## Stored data
========================================================================

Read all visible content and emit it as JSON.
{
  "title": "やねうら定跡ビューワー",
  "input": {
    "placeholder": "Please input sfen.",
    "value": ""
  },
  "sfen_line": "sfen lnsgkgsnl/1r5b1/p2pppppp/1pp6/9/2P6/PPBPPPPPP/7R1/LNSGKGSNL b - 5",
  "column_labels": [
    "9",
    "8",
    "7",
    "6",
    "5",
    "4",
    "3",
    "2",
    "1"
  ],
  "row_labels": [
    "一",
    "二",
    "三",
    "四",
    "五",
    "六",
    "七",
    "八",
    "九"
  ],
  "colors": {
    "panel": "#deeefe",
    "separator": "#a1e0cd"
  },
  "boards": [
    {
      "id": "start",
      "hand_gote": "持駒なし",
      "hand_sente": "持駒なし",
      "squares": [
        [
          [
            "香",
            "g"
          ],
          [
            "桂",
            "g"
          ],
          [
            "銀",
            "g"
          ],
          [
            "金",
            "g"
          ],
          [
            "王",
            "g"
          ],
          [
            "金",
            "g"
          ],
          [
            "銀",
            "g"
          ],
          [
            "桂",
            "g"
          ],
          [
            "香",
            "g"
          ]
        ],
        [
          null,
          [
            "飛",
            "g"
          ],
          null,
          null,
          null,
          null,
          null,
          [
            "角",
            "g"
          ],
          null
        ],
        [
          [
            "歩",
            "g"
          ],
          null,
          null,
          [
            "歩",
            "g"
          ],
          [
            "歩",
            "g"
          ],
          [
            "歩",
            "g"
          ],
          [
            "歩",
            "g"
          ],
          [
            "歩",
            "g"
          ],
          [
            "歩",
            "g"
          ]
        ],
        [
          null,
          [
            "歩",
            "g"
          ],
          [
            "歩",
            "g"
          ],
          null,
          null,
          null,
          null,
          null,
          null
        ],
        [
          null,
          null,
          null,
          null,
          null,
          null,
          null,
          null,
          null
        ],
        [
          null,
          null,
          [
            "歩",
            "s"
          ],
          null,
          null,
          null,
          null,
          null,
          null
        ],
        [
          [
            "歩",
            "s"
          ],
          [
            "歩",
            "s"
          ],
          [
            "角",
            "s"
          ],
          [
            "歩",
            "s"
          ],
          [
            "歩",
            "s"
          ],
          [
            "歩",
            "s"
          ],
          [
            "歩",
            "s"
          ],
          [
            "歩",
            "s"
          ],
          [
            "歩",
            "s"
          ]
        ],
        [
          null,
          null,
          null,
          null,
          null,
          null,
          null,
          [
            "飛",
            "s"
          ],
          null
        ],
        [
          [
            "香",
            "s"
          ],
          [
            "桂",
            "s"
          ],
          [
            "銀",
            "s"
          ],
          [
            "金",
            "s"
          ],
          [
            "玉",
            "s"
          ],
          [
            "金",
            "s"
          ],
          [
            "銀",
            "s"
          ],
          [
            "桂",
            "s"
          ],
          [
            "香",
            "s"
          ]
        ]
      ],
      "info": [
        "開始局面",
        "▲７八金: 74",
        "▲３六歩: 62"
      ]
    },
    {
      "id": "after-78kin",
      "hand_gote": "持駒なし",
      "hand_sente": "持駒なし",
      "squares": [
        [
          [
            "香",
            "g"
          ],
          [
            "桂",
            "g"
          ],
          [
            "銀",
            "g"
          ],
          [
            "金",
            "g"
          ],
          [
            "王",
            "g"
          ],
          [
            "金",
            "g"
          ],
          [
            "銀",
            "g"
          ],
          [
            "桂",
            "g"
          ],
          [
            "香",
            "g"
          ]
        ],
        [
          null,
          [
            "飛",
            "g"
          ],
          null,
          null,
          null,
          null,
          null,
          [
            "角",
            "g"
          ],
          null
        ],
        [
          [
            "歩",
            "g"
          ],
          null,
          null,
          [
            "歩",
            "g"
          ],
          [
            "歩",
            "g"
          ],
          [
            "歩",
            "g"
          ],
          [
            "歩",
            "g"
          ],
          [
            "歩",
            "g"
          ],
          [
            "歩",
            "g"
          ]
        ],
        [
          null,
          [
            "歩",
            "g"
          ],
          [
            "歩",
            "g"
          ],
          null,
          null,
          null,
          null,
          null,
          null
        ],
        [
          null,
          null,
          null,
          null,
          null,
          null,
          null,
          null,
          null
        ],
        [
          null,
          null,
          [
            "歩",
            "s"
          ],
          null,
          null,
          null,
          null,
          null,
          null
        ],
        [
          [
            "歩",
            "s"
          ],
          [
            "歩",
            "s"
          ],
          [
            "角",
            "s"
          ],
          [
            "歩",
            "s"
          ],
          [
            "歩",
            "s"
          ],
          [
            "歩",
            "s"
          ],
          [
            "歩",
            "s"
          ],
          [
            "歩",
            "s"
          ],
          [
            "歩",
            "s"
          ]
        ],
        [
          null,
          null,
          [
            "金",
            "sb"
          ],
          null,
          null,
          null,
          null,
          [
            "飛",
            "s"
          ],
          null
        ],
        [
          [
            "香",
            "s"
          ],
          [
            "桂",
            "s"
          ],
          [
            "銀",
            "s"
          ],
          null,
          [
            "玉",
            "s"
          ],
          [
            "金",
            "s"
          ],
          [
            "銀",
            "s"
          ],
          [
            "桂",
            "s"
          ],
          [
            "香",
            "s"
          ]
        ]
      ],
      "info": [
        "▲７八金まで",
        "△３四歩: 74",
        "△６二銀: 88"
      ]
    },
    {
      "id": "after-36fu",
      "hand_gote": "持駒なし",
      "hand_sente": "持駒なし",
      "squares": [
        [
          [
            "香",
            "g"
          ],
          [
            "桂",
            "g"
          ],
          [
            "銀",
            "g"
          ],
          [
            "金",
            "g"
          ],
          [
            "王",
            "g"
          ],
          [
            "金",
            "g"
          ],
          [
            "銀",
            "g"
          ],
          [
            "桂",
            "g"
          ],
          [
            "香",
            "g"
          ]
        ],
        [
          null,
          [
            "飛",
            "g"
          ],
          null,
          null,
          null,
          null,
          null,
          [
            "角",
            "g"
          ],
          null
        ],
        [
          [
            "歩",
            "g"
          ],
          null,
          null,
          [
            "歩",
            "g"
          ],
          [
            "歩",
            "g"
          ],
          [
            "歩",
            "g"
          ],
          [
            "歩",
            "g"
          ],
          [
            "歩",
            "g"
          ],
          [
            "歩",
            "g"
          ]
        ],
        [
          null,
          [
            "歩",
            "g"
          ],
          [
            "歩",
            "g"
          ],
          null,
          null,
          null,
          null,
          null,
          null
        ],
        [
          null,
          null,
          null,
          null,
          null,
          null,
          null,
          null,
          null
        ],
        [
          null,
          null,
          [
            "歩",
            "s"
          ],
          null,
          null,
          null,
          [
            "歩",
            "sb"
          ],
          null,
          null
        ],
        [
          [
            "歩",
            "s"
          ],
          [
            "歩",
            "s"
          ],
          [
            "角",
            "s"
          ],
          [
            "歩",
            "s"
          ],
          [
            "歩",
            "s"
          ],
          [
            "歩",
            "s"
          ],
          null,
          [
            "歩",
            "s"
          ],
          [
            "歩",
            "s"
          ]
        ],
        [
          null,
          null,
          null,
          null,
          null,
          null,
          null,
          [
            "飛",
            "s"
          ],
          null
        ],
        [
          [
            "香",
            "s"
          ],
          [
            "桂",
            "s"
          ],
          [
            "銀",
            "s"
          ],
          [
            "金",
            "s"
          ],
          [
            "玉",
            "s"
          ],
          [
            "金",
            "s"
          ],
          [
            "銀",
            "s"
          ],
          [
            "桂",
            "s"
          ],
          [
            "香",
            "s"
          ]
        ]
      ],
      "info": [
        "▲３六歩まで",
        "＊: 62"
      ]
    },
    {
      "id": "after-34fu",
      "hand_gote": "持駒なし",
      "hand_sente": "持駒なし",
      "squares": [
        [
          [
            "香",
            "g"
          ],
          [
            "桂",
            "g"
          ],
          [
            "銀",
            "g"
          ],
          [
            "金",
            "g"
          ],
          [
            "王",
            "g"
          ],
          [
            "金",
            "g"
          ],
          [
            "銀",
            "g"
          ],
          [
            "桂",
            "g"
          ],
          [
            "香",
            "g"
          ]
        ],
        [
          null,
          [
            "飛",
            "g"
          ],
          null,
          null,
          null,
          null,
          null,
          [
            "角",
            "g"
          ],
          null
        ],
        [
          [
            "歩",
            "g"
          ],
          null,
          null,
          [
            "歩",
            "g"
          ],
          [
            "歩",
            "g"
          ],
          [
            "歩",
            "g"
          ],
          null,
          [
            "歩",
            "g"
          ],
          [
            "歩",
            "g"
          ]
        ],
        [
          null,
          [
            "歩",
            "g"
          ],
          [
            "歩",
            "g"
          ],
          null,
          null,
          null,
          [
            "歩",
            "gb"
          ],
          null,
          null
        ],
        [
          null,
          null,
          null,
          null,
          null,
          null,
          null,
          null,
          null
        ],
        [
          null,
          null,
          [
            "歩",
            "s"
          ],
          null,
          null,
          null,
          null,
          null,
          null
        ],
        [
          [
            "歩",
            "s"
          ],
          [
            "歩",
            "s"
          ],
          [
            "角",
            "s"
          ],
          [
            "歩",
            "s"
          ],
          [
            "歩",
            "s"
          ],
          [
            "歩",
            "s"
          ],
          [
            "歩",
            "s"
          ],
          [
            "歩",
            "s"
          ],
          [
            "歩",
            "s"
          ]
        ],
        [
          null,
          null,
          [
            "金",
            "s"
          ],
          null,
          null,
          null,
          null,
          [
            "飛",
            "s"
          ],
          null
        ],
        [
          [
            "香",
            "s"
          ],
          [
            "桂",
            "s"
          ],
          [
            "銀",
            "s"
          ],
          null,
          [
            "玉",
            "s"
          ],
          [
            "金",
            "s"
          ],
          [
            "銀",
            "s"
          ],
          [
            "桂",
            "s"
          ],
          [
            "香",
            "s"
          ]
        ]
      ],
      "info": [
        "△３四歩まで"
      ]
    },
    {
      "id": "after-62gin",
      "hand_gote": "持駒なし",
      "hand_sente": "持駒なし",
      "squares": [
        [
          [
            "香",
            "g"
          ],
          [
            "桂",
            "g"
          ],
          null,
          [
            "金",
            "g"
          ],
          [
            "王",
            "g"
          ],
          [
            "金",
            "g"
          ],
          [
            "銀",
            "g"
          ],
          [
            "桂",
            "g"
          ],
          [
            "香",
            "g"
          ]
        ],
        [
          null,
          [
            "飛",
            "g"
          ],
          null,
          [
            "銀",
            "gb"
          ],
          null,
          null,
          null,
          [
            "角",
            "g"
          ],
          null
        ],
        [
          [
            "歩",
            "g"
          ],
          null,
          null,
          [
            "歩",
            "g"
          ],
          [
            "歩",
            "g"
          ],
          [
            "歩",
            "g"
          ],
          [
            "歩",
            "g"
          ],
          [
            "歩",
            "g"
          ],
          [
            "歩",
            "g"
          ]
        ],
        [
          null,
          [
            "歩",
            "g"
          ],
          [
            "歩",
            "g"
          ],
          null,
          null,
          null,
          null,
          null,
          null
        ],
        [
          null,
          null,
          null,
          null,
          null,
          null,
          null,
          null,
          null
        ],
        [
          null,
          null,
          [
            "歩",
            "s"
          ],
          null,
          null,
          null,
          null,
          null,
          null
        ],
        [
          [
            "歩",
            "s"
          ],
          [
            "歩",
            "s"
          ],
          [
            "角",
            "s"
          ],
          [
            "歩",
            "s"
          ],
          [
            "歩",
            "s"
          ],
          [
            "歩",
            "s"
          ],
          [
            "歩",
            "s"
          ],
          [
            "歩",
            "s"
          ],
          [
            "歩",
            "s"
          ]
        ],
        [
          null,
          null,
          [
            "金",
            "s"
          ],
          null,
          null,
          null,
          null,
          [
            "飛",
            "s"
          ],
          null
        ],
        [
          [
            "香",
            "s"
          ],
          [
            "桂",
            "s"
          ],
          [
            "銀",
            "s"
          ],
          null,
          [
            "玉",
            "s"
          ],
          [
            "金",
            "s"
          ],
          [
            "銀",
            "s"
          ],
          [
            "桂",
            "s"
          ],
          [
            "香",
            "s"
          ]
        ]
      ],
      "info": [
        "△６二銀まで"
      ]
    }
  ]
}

========================================================================

List every line above that contains the word "after".

      "id": "after-78kin",
      "id": "after-36fu",
      "id": "after-34fu",
      "id": "after-62gin",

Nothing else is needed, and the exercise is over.